### The request
Track down every line below that holds "yksiputkijärjestelmäksi" and copy it.

### Exercise inputs

□ □ □

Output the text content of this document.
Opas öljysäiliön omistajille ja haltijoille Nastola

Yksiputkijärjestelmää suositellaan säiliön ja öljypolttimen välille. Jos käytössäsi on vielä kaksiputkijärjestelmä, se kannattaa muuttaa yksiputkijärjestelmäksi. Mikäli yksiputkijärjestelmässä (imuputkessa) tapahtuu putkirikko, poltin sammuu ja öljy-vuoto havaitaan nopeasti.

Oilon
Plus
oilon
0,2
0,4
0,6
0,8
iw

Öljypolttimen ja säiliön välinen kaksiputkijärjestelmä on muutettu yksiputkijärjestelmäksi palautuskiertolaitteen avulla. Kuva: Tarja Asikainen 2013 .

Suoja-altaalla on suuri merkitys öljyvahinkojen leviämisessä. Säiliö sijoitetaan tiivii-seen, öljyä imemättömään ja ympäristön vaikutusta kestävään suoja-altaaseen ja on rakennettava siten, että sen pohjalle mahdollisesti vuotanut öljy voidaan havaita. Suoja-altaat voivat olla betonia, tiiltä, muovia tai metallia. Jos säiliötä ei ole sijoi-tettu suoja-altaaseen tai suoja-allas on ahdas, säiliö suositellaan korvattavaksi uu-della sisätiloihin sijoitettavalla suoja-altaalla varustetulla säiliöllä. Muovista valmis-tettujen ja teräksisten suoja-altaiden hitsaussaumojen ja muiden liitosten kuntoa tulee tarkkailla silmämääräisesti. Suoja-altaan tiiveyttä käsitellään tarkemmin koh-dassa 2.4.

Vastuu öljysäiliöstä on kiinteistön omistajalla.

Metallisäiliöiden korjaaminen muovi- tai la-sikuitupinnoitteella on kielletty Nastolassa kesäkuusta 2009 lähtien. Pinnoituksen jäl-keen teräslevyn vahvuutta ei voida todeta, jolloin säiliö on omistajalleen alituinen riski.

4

□ □ □

### Response to this exercise
Yksiputkijärjestelmää suositellaan säiliön ja öljypolttimen välille. Jos käytössäsi on vielä kaksiputkijärjestelmä, se kannattaa muuttaa yksiputkijärjestelmäksi. Mikäli yksiputkijärjestelmässä (imuputkessa) tapahtuu putkirikko, poltin sammuu ja öljy-vuoto havaitaan nopeasti.
Öljypolttimen ja säiliön välinen kaksiputkijärjestelmä on muutettu yksiputkijärjestelmäksi palautuskiertolaitteen avulla. Kuva: Tarja Asikainen 2013 .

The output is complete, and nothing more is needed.